Say how many lines of the material below contain the word "Number", with no other words.
BEGIN Provided entries
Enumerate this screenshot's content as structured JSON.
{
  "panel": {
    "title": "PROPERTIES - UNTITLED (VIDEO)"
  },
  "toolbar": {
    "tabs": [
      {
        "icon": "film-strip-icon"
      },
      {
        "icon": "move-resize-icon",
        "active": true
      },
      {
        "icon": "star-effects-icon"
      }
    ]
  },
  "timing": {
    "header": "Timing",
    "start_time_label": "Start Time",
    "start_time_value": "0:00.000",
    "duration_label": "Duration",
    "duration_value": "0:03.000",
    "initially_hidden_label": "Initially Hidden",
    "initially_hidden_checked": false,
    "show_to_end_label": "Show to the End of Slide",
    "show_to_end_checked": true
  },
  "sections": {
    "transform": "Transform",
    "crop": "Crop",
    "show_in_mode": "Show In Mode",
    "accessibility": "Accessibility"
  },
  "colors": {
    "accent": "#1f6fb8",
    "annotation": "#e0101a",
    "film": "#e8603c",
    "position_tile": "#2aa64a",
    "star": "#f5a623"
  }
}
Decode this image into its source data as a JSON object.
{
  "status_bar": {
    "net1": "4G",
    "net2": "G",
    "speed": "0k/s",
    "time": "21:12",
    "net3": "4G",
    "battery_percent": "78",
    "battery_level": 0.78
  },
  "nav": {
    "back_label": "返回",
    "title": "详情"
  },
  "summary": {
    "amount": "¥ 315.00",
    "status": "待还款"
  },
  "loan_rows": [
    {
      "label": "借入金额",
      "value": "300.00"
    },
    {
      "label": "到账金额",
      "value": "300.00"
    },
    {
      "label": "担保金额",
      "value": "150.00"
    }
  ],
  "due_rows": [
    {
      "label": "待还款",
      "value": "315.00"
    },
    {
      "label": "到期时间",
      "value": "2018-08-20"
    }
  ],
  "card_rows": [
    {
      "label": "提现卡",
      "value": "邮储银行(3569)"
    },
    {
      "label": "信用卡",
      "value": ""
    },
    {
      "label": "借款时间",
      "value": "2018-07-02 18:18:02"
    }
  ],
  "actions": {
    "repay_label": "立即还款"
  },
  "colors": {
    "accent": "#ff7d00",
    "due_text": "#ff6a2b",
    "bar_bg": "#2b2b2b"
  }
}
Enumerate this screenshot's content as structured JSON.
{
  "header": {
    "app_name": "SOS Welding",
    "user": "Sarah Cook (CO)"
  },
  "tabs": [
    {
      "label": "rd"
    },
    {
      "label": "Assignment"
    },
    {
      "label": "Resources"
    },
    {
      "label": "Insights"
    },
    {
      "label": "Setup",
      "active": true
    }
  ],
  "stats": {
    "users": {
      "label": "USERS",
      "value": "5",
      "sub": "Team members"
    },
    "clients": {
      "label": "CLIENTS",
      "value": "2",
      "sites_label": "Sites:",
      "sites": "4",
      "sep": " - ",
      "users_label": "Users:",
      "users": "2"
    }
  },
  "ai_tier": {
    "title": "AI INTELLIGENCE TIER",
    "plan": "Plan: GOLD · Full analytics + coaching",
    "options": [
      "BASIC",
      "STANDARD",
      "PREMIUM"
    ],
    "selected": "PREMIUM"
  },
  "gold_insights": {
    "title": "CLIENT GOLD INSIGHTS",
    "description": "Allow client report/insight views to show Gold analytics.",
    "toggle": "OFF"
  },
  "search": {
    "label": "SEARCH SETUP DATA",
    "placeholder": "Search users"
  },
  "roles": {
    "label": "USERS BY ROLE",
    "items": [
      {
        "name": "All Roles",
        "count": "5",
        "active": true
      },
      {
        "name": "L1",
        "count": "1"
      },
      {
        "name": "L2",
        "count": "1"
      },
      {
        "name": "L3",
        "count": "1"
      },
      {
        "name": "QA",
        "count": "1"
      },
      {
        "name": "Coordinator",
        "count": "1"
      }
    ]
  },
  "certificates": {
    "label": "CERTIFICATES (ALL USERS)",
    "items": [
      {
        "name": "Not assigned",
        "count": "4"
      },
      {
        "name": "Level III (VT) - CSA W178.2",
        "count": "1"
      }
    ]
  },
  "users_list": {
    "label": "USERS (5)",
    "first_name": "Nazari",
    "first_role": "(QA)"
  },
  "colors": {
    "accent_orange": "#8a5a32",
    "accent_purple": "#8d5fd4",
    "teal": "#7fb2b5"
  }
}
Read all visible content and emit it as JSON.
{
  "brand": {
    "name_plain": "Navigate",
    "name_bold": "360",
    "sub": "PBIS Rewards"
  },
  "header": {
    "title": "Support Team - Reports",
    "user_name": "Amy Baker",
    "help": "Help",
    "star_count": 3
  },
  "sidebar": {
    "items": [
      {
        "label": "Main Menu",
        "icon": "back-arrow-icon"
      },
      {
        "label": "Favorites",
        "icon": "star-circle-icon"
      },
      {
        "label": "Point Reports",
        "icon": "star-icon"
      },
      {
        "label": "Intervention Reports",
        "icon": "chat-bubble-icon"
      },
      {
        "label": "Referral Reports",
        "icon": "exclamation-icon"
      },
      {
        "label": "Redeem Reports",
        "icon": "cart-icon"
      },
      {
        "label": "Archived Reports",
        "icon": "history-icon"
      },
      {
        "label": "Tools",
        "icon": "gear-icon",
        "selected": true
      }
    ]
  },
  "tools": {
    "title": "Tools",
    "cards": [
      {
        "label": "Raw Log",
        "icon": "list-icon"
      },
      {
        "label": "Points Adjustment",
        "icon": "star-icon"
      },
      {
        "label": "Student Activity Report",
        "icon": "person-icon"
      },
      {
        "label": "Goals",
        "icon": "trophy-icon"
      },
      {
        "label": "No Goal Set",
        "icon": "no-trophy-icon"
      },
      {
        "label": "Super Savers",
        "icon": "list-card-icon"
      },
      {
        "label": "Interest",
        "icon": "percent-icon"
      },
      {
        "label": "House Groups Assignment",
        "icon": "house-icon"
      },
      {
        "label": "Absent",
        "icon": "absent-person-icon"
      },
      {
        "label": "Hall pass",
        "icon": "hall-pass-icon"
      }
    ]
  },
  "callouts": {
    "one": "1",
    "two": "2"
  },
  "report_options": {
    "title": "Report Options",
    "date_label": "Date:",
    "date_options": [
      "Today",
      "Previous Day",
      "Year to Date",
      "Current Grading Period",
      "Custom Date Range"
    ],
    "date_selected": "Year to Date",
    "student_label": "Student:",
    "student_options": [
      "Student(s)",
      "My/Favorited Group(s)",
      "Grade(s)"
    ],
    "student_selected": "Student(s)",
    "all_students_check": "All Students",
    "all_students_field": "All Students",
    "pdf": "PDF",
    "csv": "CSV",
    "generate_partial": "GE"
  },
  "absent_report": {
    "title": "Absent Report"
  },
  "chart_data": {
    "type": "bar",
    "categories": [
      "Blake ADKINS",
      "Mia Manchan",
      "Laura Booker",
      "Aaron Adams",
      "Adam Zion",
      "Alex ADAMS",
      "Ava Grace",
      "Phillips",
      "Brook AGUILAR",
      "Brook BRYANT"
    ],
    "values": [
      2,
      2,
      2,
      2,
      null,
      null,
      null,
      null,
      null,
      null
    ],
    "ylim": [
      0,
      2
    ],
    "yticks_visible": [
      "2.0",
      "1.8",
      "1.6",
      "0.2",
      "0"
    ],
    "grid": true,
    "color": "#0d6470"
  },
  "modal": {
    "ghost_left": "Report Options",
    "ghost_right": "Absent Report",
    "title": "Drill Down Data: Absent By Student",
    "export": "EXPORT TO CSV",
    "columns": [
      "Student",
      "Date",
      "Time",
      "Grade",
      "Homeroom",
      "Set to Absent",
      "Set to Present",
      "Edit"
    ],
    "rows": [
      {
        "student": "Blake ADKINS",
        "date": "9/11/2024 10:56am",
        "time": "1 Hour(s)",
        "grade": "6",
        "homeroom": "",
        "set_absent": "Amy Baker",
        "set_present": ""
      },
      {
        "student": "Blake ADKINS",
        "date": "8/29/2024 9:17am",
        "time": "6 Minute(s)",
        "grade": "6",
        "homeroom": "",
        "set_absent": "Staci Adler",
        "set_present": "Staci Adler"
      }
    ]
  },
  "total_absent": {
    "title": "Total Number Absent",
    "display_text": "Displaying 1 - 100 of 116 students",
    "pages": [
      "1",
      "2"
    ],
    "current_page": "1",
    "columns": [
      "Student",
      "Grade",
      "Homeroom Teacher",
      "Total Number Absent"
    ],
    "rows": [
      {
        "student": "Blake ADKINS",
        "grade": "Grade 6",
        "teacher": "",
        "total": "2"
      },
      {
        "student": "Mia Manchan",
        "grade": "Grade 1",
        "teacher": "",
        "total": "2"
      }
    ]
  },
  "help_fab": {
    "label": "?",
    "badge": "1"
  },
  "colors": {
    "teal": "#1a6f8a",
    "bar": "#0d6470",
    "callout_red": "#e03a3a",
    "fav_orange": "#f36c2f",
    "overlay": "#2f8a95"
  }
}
END Provided entries
**Exercise output:**
2